(Saved data entries)
------------------------------------------------------------------------

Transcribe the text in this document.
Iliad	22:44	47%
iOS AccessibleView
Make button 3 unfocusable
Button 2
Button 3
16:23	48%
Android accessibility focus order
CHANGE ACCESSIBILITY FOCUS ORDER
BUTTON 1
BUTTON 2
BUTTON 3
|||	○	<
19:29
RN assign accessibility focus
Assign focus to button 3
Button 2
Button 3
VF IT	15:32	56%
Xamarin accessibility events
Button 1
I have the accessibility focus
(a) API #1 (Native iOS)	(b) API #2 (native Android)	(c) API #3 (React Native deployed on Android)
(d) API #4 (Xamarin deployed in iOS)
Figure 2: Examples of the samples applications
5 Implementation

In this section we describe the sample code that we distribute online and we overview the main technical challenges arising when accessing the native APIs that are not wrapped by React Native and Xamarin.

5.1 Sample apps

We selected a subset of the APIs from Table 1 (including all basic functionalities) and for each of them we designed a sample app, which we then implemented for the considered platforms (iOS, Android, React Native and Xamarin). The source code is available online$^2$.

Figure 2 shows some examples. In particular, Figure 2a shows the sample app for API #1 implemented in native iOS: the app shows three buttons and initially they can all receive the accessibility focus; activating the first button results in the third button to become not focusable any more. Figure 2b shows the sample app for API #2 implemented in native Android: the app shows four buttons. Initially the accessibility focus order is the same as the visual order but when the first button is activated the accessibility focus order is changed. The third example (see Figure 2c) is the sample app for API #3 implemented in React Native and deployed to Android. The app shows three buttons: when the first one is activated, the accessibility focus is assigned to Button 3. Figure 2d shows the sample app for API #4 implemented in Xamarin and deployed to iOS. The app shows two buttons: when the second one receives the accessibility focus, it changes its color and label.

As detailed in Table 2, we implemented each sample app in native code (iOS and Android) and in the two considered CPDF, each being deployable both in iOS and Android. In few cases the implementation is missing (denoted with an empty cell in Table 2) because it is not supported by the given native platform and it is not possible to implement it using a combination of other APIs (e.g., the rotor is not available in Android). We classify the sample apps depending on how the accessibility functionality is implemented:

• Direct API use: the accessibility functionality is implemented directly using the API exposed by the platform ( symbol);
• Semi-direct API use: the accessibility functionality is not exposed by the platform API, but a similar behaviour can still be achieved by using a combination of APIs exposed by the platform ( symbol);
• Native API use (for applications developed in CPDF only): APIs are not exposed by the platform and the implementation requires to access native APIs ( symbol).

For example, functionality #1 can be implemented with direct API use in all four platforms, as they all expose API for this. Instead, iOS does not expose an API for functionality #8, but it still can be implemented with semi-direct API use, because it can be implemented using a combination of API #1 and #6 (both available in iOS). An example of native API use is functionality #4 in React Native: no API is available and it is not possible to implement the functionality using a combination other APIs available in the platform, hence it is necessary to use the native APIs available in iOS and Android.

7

------------------------------------------------------------------------

◆ **Task brief**
The records above should be restated word for word, please.

◆ **Exercise solution**
Transcribe the text in this document.
Iliad	22:44	47%
iOS AccessibleView
Make button 3 unfocusable
Button 2
Button 3
16:23	48%
Android accessibility focus order
CHANGE ACCESSIBILITY FOCUS ORDER
BUTTON 1
BUTTON 2
BUTTON 3
|||	○	<
19:29
RN assign accessibility focus
Assign focus to button 3
Button 2
Button 3
VF IT	15:32	56%
Xamarin accessibility events
Button 1
I have the accessibility focus
(a) API #1 (Native iOS)	(b) API #2 (native Android)	(c) API #3 (React Native deployed on Android)
(d) API #4 (Xamarin deployed in iOS)
Figure 2: Examples of the samples applications
5 Implementation

In this section we describe the sample code that we distribute online and we overview the main technical challenges arising when accessing the native APIs that are not wrapped by React Native and Xamarin.

5.1 Sample apps

We selected a subset of the APIs from Table 1 (including all basic functionalities) and for each of them we designed a sample app, which we then implemented for the considered platforms (iOS, Android, React Native and Xamarin). The source code is available online$^2$.

Figure 2 shows some examples. In particular, Figure 2a shows the sample app for API #1 implemented in native iOS: the app shows three buttons and initially they can all receive the accessibility focus; activating the first button results in the third button to become not focusable any more. Figure 2b shows the sample app for API #2 implemented in native Android: the app shows four buttons. Initially the accessibility focus order is the same as the visual order but when the first button is activated the accessibility focus order is changed. The third example (see Figure 2c) is the sample app for API #3 implemented in React Native and deployed to Android. The app shows three buttons: when the first one is activated, the accessibility focus is assigned to Button 3. Figure 2d shows the sample app for API #4 implemented in Xamarin and deployed to iOS. The app shows two buttons: when the second one receives the accessibility focus, it changes its color and label.

As detailed in Table 2, we implemented each sample app in native code (iOS and Android) and in the two considered CPDF, each being deployable both in iOS and Android. In few cases the implementation is missing (denoted with an empty cell in Table 2) because it is not supported by the given native platform and it is not possible to implement it using a combination of other APIs (e.g., the rotor is not available in Android). We classify the sample apps depending on how the accessibility functionality is implemented:

• Direct API use: the accessibility functionality is implemented directly using the API exposed by the platform ( symbol);
• Semi-direct API use: the accessibility functionality is not exposed by the platform API, but a similar behaviour can still be achieved by using a combination of APIs exposed by the platform ( symbol);
• Native API use (for applications developed in CPDF only): APIs are not exposed by the platform and the implementation requires to access native APIs ( symbol).

For example, functionality #1 can be implemented with direct API use in all four platforms, as they all expose API for this. Instead, iOS does not expose an API for functionality #8, but it still can be implemented with semi-direct API use, because it can be implemented using a combination of API #1 and #6 (both available in iOS). An example of native API use is functionality #4 in React Native: no API is available and it is not possible to implement the functionality using a combination other APIs available in the platform, hence it is necessary to use the native APIs available in iOS and Android.

7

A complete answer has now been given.